Look through the material below for "Flux". Copy every line that contains it.

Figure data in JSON
********
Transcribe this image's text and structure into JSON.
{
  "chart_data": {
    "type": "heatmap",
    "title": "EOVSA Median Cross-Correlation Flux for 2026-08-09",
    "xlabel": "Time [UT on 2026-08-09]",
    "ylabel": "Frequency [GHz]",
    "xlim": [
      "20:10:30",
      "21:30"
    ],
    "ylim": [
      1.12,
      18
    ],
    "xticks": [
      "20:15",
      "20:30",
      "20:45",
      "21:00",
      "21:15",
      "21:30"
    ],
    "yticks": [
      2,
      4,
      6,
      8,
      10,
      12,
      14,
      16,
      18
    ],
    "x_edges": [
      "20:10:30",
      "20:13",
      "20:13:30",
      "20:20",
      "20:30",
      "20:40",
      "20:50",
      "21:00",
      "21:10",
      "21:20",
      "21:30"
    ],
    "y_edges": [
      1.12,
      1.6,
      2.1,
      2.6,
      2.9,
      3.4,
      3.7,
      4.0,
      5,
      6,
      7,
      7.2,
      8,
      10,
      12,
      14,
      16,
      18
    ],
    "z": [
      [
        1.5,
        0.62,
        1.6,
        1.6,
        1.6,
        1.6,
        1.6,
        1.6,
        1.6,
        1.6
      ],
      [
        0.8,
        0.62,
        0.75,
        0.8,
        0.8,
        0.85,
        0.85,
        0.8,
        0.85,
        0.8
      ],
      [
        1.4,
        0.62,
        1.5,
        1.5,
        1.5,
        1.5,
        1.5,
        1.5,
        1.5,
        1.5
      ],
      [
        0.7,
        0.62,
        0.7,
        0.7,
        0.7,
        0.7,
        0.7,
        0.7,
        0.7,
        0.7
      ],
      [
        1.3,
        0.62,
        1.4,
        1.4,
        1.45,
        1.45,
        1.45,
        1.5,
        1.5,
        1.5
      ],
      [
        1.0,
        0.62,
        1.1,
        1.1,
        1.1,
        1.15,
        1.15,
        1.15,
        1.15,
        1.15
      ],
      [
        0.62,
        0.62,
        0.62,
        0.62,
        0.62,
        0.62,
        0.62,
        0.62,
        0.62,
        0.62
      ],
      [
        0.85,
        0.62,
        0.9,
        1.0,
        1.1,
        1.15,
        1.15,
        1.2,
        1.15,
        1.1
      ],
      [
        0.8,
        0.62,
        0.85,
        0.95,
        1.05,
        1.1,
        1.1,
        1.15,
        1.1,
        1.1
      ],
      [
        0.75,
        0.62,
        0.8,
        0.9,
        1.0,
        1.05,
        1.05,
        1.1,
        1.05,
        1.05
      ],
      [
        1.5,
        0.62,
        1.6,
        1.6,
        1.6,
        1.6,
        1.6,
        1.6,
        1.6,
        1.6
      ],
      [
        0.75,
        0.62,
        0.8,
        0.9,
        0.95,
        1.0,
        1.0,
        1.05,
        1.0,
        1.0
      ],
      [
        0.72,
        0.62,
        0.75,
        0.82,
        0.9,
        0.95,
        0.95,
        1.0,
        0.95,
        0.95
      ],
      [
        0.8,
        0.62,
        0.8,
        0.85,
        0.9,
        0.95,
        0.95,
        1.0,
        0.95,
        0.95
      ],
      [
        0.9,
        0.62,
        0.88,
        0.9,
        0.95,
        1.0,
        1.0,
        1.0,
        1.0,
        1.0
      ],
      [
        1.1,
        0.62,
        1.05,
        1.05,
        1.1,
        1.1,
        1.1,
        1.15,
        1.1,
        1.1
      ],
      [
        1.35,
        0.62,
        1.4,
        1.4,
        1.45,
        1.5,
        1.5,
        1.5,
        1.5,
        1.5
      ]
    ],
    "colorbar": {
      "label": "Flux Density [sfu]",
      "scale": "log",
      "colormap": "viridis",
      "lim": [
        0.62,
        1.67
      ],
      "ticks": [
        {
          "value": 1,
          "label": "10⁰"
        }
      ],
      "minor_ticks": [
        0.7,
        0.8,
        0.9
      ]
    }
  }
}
********
- **ANSWER FOR THIS EXERCISE**
    "title": "EOVSA Median Cross-Correlation Flux for 2026-08-09",
      "label": "Flux Density [sfu]",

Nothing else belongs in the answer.